**Exercise:**
Reproduce all records exactly.

**Material supplied:**
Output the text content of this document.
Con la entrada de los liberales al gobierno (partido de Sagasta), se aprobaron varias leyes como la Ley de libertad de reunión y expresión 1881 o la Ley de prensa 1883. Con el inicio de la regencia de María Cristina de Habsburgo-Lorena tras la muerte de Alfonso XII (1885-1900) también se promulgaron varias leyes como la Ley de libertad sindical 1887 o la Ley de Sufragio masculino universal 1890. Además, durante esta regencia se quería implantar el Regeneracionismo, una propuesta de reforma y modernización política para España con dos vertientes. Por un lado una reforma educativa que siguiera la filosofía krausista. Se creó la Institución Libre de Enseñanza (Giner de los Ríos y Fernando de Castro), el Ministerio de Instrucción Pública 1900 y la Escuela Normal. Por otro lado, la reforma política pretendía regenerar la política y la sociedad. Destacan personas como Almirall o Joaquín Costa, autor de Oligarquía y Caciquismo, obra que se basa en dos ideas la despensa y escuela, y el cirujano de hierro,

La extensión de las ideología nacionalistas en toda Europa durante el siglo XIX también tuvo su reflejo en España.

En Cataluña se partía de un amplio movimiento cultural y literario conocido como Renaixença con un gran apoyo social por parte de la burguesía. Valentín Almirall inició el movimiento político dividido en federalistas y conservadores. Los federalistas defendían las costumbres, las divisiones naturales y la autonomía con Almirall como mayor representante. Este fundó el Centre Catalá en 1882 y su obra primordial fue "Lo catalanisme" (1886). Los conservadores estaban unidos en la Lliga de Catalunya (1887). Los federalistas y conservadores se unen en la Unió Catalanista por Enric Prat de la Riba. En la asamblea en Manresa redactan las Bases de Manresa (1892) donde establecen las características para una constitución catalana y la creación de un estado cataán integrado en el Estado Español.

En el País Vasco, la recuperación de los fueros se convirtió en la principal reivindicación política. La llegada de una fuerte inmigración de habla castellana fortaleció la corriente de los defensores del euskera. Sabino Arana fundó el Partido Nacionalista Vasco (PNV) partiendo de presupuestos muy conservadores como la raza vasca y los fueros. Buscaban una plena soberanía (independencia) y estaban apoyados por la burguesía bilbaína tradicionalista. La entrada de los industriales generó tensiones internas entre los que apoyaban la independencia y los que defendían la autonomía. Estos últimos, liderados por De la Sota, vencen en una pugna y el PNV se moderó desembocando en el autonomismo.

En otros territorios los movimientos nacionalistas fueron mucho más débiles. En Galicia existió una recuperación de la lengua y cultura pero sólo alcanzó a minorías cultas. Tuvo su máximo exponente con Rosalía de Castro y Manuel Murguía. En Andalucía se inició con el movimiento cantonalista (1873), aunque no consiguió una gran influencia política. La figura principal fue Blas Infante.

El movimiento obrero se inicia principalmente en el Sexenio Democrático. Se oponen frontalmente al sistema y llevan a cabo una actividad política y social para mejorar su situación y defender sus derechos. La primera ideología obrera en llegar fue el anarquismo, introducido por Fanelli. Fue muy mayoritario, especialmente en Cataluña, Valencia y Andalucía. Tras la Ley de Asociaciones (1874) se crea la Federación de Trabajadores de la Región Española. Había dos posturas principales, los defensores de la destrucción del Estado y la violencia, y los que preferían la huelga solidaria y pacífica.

**The answer:**
Output the text content of this document.
Con la entrada de los liberales al gobierno (partido de Sagasta), se aprobaron varias leyes como la Ley de libertad de reunión y expresión 1881 o la Ley de prensa 1883. Con el inicio de la regencia de María Cristina de Habsburgo-Lorena tras la muerte de Alfonso XII (1885-1900) también se promulgaron varias leyes como la Ley de libertad sindical 1887 o la Ley de Sufragio masculino universal 1890. Además, durante esta regencia se quería implantar el Regeneracionismo, una propuesta de reforma y modernización política para España con dos vertientes. Por un lado una reforma educativa que siguiera la filosofía krausista. Se creó la Institución Libre de Enseñanza (Giner de los Ríos y Fernando de Castro), el Ministerio de Instrucción Pública 1900 y la Escuela Normal. Por otro lado, la reforma política pretendía regenerar la política y la sociedad. Destacan personas como Almirall o Joaquín Costa, autor de Oligarquía y Caciquismo, obra que se basa en dos ideas la despensa y escuela, y el cirujano de hierro,

La extensión de las ideología nacionalistas en toda Europa durante el siglo XIX también tuvo su reflejo en España.

En Cataluña se partía de un amplio movimiento cultural y literario conocido como Renaixença con un gran apoyo social por parte de la burguesía. Valentín Almirall inició el movimiento político dividido en federalistas y conservadores. Los federalistas defendían las costumbres, las divisiones naturales y la autonomía con Almirall como mayor representante. Este fundó el Centre Catalá en 1882 y su obra primordial fue "Lo catalanisme" (1886). Los conservadores estaban unidos en la Lliga de Catalunya (1887). Los federalistas y conservadores se unen en la Unió Catalanista por Enric Prat de la Riba. En la asamblea en Manresa redactan las Bases de Manresa (1892) donde establecen las características para una constitución catalana y la creación de un estado cataán integrado en el Estado Español.

En el País Vasco, la recuperación de los fueros se convirtió en la principal reivindicación política. La llegada de una fuerte inmigración de habla castellana fortaleció la corriente de los defensores del euskera. Sabino Arana fundó el Partido Nacionalista Vasco (PNV) partiendo de presupuestos muy conservadores como la raza vasca y los fueros. Buscaban una plena soberanía (independencia) y estaban apoyados por la burguesía bilbaína tradicionalista. La entrada de los industriales generó tensiones internas entre los que apoyaban la independencia y los que defendían la autonomía. Estos últimos, liderados por De la Sota, vencen en una pugna y el PNV se moderó desembocando en el autonomismo.

En otros territorios los movimientos nacionalistas fueron mucho más débiles. En Galicia existió una recuperación de la lengua y cultura pero sólo alcanzó a minorías cultas. Tuvo su máximo exponente con Rosalía de Castro y Manuel Murguía. En Andalucía se inició con el movimiento cantonalista (1873), aunque no consiguió una gran influencia política. La figura principal fue Blas Infante.

El movimiento obrero se inicia principalmente en el Sexenio Democrático. Se oponen frontalmente al sistema y llevan a cabo una actividad política y social para mejorar su situación y defender sus derechos. La primera ideología obrera en llegar fue el anarquismo, introducido por Fanelli. Fue muy mayoritario, especialmente en Cataluña, Valencia y Andalucía. Tras la Ley de Asociaciones (1874) se crea la Federación de Trabajadores de la Región Española. Había dos posturas principales, los defensores de la destrucción del Estado y la violencia, y los que preferían la huelga solidaria y pacífica.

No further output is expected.